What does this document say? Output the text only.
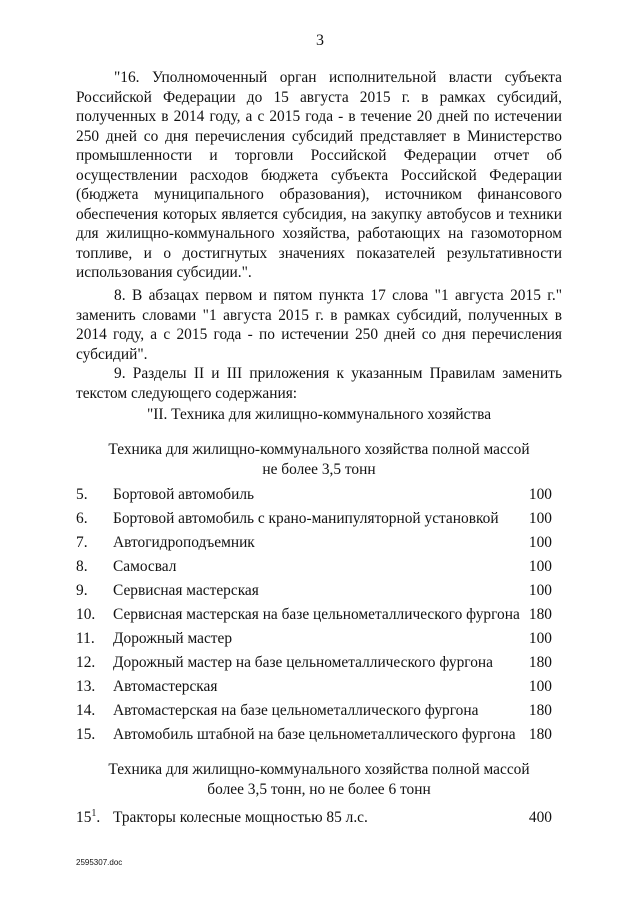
3

"16. Уполномоченный орган исполнительной власти субъекта Российской Федерации до 15 августа 2015 г. в рамках субсидий, полученных в 2014 году, а с 2015 года - в течение 20 дней по истечении 250 дней со дня перечисления субсидий представляет в Министерство промышленности и торговли Российской Федерации отчет об осуществлении расходов бюджета субъекта Российской Федерации (бюджета муниципального образования), источником финансового обеспечения которых является субсидия, на закупку автобусов и техники для жилищно-коммунального хозяйства, работающих на газомоторном топливе, и о достигнутых значениях показателей результативности использования субсидии.".

8. В абзацах первом и пятом пункта 17 слова "1 августа 2015 г." заменить словами "1 августа 2015 г. в рамках субсидий, полученных в 2014 году, а с 2015 года - по истечении 250 дней со дня перечисления субсидий".

9. Разделы II и III приложения к указанным Правилам заменить текстом следующего содержания:

"II. Техника для жилищно-коммунального хозяйства

Техника для жилищно-коммунального хозяйства полной массой
не более 3,5 тонн
5.	Бортовой автомобиль	100
6.	Бортовой автомобиль с крано-манипуляторной установкой 100
7.	Автогидроподъемник	100
8.	Самосвал	100
9.	Сервисная мастерская	100
10.	Сервисная мастерская на базе цельнометаллического фургона 180
11.	Дорожный мастер	100
12.	Дорожный мастер на базе цельнометаллического фургона 180
13.	Автомастерская	100
14.	Автомастерская на базе цельнометаллического фургона	180
15.	Автомобиль штабной на базе цельнометаллического фургона 180
Техника для жилищно-коммунального хозяйства полной массой
более 3,5 тонн, но не более 6 тонн
$15^1$. Тракторы колесные мощностью 85 л.с.	400
2595307.doc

------------------------

◆ What the exercise asks
Give back each entry exactly as it appears, with no pictures.

◆ Output below
What does this document say? Output the text only.
3

"16. Уполномоченный орган исполнительной власти субъекта Российской Федерации до 15 августа 2015 г. в рамках субсидий, полученных в 2014 году, а с 2015 года - в течение 20 дней по истечении 250 дней со дня перечисления субсидий представляет в Министерство промышленности и торговли Российской Федерации отчет об осуществлении расходов бюджета субъекта Российской Федерации (бюджета муниципального образования), источником финансового обеспечения которых является субсидия, на закупку автобусов и техники для жилищно-коммунального хозяйства, работающих на газомоторном топливе, и о достигнутых значениях показателей результативности использования субсидии.".

8. В абзацах первом и пятом пункта 17 слова "1 августа 2015 г." заменить словами "1 августа 2015 г. в рамках субсидий, полученных в 2014 году, а с 2015 года - по истечении 250 дней со дня перечисления субсидий".

9. Разделы II и III приложения к указанным Правилам заменить текстом следующего содержания:

"II. Техника для жилищно-коммунального хозяйства

Техника для жилищно-коммунального хозяйства полной массой
не более 3,5 тонн
5.	Бортовой автомобиль	100
6.	Бортовой автомобиль с крано-манипуляторной установкой 100
7.	Автогидроподъемник	100
8.	Самосвал	100
9.	Сервисная мастерская	100
10.	Сервисная мастерская на базе цельнометаллического фургона 180
11.	Дорожный мастер	100
12.	Дорожный мастер на базе цельнометаллического фургона 180
13.	Автомастерская	100
14.	Автомастерская на базе цельнометаллического фургона	180
15.	Автомобиль штабной на базе цельнометаллического фургона 180
Техника для жилищно-коммунального хозяйства полной массой
более 3,5 тонн, но не более 6 тонн
$15^1$. Тракторы колесные мощностью 85 л.с.	400
2595307.doc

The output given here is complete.